Given passage:

____________

Project: chromium Issues People Development process History Sign in
New issue
Advanced search Search tips
Starred by 2 users
Status: Fixed
Owner:
Closed: Oct 2
Cc:
Components:
EstimatedDays: ----
NextAction: ----
OS: ----
Pri: 2
Type: Bug



Sign in to add a comment
Miserable performance when storing booleans in typed arrays
Reported by kevin.g...@gmail.com, Sep 9 2013 Back to list
UserAgent: Mozilla/5.0 (Windows NT 6.1; WOW64) AppleWebKit/537.36 (KHTML, like Gecko) Chrome/29.0.1547.66 Safari/537.36

Steps to reproduce the problem:
1. Create a test case that stores booleans in a JS Array
2. Measure performance
3. Replace JS array with a typed array (i.e. Uint8Array) and appropriate type conversions
4. Measure performance

What is the expected behavior?
The typed array version should not perform dramatically slower

What went wrong?
I've attached two test cases which demonstrate the problem.

ByteVsBoolArray.zip contains a test case that runs the same algorithm using two array types - a JS array containing Booleans, and a Uint8Array containing 0/1. In Chrome (both release and canary) both test cases deliver equivalent performance, which is awesome! In Firefox the JS array case was dramatically slower, so I updated my compiler to use Uint8Array to store booleans.

ByteVsBoolArray2.zip contains the same test case as produced by the updated compiler. Now, both test cases run incredibly fast in Firefox, and run miserably slow in Chrome. Interestingly the test case that originally used a boolean array - Program_SieveBools - is considerably slower in Chrome despite the fact that it now uses a byte array.

My guess is that either the type hint generated by the compiler - (isNotPrime[candidate]) | 0) - or the use of 'true' and 'false' - isNotPrime[multiple] = true; along with Array.Erase - is causing Crankshaft to generate bad code or fail to optimize the test cases equivalently.

Did this work before? No 

Chrome version: 29.0.1547.66  Channel: stable
OS Version: 6.1 (Windows 7, Windows Server 2008 R2)
Flash Version: Shockwave Flash 11.8 r800

It seems reasonable to expect storing true/false into typed arrays to be efficient and coerce to 1/0 appropriately; doing this should be a cheap and consistent win across browsers in terms of memory usage if you're storing lots of boolean data. That it somehow isn't is surprising.

The fact that *both* test cases get slower, but by different amounts, when they were originally both blazing fast suggests that some sort of ICs or type information are getting polluted here and causing everything to fall apart.

Timing data:

ByteVsBoolArray in Chrome Version 29.0.1547.66 m
Sieve Bytes: 01948.00ms
Sieve Bools: 01931.00ms

ByteVsBoolArray2 in Chrome Version 29.0.1547.66 m
Sieve Bytes: 03633.00ms
Sieve Bools: 10158.00ms

ByteVsBoolArray in Firefox 25.0a2 (2013-09-07)
Sieve Bytes: 02570.00ms
Sieve Bools: 03625.00ms

ByteVsBoolArray2 in Firefox 25.0a2 (2013-09-07)

____________

Write out, verbatim, the portion of the bug report starting with "ByteVsBoolArray.zip contains a" and going on through "a byte array.".

____________

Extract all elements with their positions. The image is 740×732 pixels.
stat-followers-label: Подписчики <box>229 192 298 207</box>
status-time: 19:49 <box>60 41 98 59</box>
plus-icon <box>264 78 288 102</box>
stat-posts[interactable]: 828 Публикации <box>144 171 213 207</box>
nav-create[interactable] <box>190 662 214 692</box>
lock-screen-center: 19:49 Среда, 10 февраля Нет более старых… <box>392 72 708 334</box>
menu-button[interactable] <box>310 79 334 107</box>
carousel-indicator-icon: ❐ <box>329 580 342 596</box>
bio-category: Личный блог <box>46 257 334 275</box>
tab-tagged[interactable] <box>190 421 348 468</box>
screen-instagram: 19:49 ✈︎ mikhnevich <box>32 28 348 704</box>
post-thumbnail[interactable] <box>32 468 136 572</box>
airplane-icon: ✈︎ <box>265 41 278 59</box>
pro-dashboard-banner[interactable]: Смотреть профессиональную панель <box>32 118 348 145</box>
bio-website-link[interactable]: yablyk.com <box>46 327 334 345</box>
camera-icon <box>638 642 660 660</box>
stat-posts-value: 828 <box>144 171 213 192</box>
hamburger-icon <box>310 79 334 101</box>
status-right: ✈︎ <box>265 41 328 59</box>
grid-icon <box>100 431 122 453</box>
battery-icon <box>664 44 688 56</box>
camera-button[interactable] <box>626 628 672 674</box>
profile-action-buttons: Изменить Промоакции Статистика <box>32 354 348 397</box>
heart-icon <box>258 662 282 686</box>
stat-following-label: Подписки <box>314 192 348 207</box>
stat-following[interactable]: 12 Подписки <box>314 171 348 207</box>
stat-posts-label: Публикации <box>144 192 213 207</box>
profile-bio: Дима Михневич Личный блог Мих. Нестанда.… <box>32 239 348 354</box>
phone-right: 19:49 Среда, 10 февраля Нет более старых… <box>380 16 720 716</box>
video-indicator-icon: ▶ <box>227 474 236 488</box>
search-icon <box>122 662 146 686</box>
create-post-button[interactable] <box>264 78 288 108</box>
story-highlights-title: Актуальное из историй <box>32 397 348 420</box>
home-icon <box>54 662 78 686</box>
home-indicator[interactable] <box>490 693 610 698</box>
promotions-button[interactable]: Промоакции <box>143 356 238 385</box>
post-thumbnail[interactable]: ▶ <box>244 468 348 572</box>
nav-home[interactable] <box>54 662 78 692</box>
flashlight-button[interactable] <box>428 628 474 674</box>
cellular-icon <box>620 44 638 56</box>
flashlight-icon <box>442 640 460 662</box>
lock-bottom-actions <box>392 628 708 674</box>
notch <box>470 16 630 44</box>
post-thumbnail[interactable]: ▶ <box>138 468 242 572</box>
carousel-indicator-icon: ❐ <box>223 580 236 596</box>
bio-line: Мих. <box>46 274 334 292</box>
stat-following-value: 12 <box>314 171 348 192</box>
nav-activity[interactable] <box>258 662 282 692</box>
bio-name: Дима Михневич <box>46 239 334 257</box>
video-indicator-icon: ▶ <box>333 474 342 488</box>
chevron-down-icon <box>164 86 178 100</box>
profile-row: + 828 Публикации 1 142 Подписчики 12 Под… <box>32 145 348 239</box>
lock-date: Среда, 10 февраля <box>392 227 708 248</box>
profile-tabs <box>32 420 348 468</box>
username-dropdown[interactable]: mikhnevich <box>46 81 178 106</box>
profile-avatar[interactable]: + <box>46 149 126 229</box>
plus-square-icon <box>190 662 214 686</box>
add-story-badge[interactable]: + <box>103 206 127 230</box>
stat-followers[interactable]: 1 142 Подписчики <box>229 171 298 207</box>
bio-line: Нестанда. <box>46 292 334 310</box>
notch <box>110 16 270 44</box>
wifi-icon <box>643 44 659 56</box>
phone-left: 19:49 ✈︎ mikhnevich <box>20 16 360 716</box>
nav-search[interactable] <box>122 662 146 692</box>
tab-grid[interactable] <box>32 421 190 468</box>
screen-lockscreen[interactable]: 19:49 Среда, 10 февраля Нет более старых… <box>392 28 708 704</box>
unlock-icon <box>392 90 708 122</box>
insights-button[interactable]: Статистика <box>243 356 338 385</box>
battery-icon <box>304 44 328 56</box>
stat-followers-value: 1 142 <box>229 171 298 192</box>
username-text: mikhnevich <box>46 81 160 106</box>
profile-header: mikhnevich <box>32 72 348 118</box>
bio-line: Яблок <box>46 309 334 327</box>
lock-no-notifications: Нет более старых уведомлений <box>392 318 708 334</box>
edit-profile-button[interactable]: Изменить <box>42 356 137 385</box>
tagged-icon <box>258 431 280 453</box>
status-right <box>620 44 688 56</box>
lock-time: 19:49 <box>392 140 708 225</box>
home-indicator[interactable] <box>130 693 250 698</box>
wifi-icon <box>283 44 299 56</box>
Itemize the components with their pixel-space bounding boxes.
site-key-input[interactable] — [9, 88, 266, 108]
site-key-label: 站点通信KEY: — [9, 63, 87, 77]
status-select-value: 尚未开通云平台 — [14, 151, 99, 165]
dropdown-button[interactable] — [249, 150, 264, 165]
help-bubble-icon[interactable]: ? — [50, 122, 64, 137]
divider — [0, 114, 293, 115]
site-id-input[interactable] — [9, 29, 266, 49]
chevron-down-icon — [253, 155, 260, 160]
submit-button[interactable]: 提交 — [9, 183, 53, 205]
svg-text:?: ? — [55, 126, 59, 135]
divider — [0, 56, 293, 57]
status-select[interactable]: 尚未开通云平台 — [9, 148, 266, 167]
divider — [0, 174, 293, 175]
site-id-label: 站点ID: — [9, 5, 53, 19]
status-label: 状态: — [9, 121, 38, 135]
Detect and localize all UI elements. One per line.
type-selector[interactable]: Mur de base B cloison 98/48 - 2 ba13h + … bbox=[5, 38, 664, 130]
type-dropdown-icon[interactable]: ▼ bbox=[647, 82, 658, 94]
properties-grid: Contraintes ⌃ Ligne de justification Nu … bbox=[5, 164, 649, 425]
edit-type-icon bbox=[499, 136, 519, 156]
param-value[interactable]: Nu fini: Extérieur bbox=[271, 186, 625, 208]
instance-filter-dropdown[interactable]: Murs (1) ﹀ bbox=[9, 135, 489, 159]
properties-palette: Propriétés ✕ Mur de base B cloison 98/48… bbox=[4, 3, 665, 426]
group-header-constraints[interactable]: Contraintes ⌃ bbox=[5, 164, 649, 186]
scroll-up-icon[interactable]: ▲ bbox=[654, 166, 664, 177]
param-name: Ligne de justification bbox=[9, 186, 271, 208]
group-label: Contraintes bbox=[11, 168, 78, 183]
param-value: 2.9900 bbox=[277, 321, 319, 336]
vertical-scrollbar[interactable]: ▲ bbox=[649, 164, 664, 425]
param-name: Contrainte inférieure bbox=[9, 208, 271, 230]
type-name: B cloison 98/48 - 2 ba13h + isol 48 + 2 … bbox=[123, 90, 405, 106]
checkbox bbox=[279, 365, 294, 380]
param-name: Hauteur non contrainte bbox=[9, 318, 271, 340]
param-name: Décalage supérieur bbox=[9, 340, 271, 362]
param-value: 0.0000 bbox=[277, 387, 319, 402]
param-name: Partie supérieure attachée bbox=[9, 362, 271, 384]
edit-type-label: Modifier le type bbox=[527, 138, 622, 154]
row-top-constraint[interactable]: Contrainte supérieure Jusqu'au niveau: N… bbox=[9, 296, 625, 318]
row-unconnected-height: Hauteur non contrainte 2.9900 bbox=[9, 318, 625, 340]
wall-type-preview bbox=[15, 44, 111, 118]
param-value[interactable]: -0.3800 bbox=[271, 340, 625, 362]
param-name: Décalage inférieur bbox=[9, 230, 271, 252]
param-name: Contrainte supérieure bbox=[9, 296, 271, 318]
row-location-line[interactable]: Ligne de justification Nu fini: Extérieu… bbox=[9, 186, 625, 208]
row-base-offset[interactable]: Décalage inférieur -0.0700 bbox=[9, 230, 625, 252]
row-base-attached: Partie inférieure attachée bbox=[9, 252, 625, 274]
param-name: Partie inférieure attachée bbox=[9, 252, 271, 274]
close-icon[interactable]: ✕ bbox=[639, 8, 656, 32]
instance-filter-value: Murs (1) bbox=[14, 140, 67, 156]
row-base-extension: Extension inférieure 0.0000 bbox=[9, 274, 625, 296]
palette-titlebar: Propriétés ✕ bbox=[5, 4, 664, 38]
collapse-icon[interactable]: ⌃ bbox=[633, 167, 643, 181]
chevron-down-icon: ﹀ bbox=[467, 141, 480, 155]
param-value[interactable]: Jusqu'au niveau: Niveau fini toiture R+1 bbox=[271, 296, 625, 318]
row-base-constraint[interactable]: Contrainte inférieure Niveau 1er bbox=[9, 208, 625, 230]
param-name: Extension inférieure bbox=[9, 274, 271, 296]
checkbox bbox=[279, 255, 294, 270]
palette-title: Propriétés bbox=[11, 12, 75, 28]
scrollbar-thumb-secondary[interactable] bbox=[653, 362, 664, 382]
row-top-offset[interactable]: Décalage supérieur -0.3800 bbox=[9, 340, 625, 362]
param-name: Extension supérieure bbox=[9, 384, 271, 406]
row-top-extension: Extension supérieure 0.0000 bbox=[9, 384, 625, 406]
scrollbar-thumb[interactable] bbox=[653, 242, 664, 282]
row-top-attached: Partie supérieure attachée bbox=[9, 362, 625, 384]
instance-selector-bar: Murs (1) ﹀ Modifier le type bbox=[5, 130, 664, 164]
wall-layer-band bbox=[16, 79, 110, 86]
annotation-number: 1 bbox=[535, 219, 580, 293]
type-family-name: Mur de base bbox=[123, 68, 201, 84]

____________

Written solution:
ByteVsBoolArray.zip contains a test case that runs the same algorithm using two array types - a JS array containing Booleans, and a Uint8Array containing 0/1. In Chrome (both release and canary) both test cases deliver equivalent performance, which is awesome! In Firefox the JS array case was dramatically slower, so I updated my compiler to use Uint8Array to store booleans.

ByteVsBoolArray2.zip contains the same test case as produced by the updated compiler. Now, both test cases run incredibly fast in Firefox, and run miserably slow in Chrome. Interestingly the test case that originally used a boolean array - Program_SieveBools - is considerably slower in Chrome despite the fact that it now uses a byte array.